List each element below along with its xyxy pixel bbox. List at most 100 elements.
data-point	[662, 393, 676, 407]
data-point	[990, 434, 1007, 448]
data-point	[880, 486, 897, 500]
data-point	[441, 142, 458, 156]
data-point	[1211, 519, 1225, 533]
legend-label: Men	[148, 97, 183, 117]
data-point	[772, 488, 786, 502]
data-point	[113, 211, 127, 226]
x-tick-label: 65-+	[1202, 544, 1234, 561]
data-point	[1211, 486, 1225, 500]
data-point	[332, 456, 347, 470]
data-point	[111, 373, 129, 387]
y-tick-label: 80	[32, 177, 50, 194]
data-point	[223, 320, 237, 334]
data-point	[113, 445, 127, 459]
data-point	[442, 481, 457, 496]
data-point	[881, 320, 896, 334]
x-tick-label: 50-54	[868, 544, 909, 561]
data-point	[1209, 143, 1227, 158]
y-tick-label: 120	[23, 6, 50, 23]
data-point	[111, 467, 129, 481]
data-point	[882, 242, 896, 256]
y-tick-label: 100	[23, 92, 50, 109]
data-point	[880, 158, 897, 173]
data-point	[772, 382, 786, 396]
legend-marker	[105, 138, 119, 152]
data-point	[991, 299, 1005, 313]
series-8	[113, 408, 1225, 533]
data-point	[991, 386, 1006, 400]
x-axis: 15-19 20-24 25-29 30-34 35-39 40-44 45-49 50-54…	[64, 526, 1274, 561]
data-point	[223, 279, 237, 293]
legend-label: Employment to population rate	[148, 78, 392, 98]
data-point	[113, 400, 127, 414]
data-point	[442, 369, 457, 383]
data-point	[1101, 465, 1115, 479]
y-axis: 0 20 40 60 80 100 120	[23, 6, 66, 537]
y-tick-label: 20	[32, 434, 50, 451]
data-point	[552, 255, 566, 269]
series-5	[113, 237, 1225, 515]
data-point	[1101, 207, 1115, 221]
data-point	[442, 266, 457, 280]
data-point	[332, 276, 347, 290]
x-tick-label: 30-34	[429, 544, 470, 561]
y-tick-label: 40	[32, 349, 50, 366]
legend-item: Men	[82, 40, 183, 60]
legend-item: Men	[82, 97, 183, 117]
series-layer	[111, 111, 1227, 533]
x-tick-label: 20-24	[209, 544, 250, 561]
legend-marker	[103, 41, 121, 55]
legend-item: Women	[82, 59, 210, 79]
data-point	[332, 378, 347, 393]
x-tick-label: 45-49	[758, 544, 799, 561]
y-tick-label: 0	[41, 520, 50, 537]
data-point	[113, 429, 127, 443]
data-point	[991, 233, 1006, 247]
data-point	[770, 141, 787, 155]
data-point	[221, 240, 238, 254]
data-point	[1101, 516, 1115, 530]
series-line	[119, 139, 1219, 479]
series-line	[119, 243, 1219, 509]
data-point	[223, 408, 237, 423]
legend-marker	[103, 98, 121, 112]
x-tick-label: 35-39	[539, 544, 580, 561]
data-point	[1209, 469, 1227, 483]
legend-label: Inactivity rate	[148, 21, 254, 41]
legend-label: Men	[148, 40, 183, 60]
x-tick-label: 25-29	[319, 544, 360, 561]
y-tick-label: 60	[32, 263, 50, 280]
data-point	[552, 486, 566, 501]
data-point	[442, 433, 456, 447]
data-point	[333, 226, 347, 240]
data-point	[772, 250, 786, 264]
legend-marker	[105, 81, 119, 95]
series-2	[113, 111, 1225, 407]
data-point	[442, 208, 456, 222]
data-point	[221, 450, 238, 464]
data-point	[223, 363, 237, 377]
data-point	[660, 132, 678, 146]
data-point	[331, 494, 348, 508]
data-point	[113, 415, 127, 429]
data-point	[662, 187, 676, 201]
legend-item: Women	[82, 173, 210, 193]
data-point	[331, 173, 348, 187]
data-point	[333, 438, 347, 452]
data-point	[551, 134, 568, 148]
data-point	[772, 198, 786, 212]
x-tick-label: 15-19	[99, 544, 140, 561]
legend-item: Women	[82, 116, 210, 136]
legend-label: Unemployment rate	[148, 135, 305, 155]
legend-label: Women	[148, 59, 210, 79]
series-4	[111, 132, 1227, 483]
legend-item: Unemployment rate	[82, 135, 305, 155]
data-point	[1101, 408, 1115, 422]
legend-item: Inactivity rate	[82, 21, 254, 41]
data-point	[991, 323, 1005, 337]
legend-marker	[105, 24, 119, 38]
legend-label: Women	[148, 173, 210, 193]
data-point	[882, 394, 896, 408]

• Task details:
Format the lines above as a Markdown table with two columns, No. and Line, numbering the rows in order and leaving out blank lines.

• The solution:
| No. | Line |
|---|---|
| 1 | List each element below along with its xyxy pixel bbox. List at most 100 elements. |
| 2 | data-point	[662, 393, 676, 407] |
| 3 | data-point	[990, 434, 1007, 448] |
| 4 | data-point	[880, 486, 897, 500] |
| 5 | data-point	[441, 142, 458, 156] |
| 6 | data-point	[1211, 519, 1225, 533] |
| 7 | legend-label: Men	[148, 97, 183, 117] |
| 8 | data-point	[772, 488, 786, 502] |
| 9 | data-point	[113, 211, 127, 226] |
| 10 | x-tick-label: 65-+	[1202, 544, 1234, 561] |
| 11 | data-point	[1211, 486, 1225, 500] |
| 12 | data-point	[332, 456, 347, 470] |
| 13 | data-point	[111, 373, 129, 387] |
| 14 | y-tick-label: 80	[32, 177, 50, 194] |
| 15 | data-point	[223, 320, 237, 334] |
| 16 | data-point	[113, 445, 127, 459] |
| 17 | data-point	[442, 481, 457, 496] |
| 18 | data-point	[881, 320, 896, 334] |
| 19 | x-tick-label: 50-54	[868, 544, 909, 561] |
| 20 | data-point	[1209, 143, 1227, 158] |
| 21 | y-tick-label: 120	[23, 6, 50, 23] |
| 22 | data-point	[111, 467, 129, 481] |
| 23 | data-point	[882, 242, 896, 256] |
| 24 | y-tick-label: 100	[23, 92, 50, 109] |
| 25 | data-point	[880, 158, 897, 173] |
| 26 | data-point	[772, 382, 786, 396] |
| 27 | legend-marker	[105, 138, 119, 152] |
| 28 | data-point	[991, 299, 1005, 313] |
| 29 | series-8	[113, 408, 1225, 533] |
| 30 | data-point	[991, 386, 1006, 400] |
| 31 | x-axis: 15-19 20-24 25-29 30-34 35-39 40-44 45-49 50-54…	[64, 526, 1274, 561] |
| 32 | data-point	[223, 279, 237, 293] |
| 33 | legend-label: Employment to population rate	[148, 78, 392, 98] |
| 34 | data-point	[113, 400, 127, 414] |
| 35 | data-point	[442, 369, 457, 383] |
| 36 | data-point	[1101, 465, 1115, 479] |
| 37 | y-axis: 0 20 40 60 80 100 120	[23, 6, 66, 537] |
| 38 | y-tick-label: 20	[32, 434, 50, 451] |
| 39 | data-point	[552, 255, 566, 269] |
| 40 | series-5	[113, 237, 1225, 515] |
| 41 | data-point	[1101, 207, 1115, 221] |
| 42 | data-point	[442, 266, 457, 280] |
| 43 | data-point	[332, 276, 347, 290] |
| 44 | x-tick-label: 30-34	[429, 544, 470, 561] |
| 45 | y-tick-label: 40	[32, 349, 50, 366] |
| 46 | legend-item: Men	[82, 40, 183, 60] |
| 47 | legend-item: Men	[82, 97, 183, 117] |
| 48 | series-layer	[111, 111, 1227, 533] |
| 49 | x-tick-label: 20-24	[209, 544, 250, 561] |
| 50 | legend-marker	[103, 41, 121, 55] |
| 51 | legend-item: Women	[82, 59, 210, 79] |
| 52 | data-point	[332, 378, 347, 393] |
| 53 | x-tick-label: 45-49	[758, 544, 799, 561] |
| 54 | y-tick-label: 0	[41, 520, 50, 537] |
| 55 | data-point	[113, 429, 127, 443] |
| 56 | data-point	[991, 233, 1006, 247] |
| 57 | data-point	[770, 141, 787, 155] |
| 58 | data-point	[221, 240, 238, 254] |
| 59 | data-point	[1101, 516, 1115, 530] |
| 60 | series-line	[119, 139, 1219, 479] |
| 61 | series-line	[119, 243, 1219, 509] |
| 62 | data-point	[223, 408, 237, 423] |
| 63 | legend-marker	[103, 98, 121, 112] |
| 64 | x-tick-label: 35-39	[539, 544, 580, 561] |
| 65 | data-point	[1209, 469, 1227, 483] |
| 66 | legend-label: Inactivity rate	[148, 21, 254, 41] |
| 67 | legend-label: Men	[148, 40, 183, 60] |
| 68 | x-tick-label: 25-29	[319, 544, 360, 561] |
| 69 | y-tick-label: 60	[32, 263, 50, 280] |
| 70 | data-point	[552, 486, 566, 501] |
| 71 | data-point	[442, 433, 456, 447] |
| 72 | data-point	[333, 226, 347, 240] |
| 73 | data-point	[772, 250, 786, 264] |
| 74 | legend-marker	[105, 81, 119, 95] |
| 75 | series-2	[113, 111, 1225, 407] |
| 76 | data-point	[442, 208, 456, 222] |
| 77 | data-point	[221, 450, 238, 464] |
| 78 | data-point	[223, 363, 237, 377] |
| 79 | data-point	[660, 132, 678, 146] |
| 80 | data-point	[331, 494, 348, 508] |
| 81 | data-point	[113, 415, 127, 429] |
| 82 | data-point	[662, 187, 676, 201] |
| 83 | legend-item: Women	[82, 173, 210, 193] |
| 84 | data-point	[331, 173, 348, 187] |
| 85 | data-point	[333, 438, 347, 452] |
| 86 | data-point	[551, 134, 568, 148] |
| 87 | data-point	[772, 198, 786, 212] |
| 88 | x-tick-label: 15-19	[99, 544, 140, 561] |
| 89 | legend-item: Women	[82, 116, 210, 136] |
| 90 | legend-label: Unemployment rate	[148, 135, 305, 155] |
| 91 | legend-label: Women	[148, 59, 210, 79] |
| 92 | series-4	[111, 132, 1227, 483] |
| 93 | legend-item: Unemployment rate	[82, 135, 305, 155] |
| 94 | data-point	[1101, 408, 1115, 422] |
| 95 | legend-item: Inactivity rate	[82, 21, 254, 41] |
| 96 | data-point	[991, 323, 1005, 337] |
| 97 | legend-marker	[105, 24, 119, 38] |
| 98 | legend-label: Women	[148, 173, 210, 193] |
| 99 | data-point	[882, 394, 896, 408] |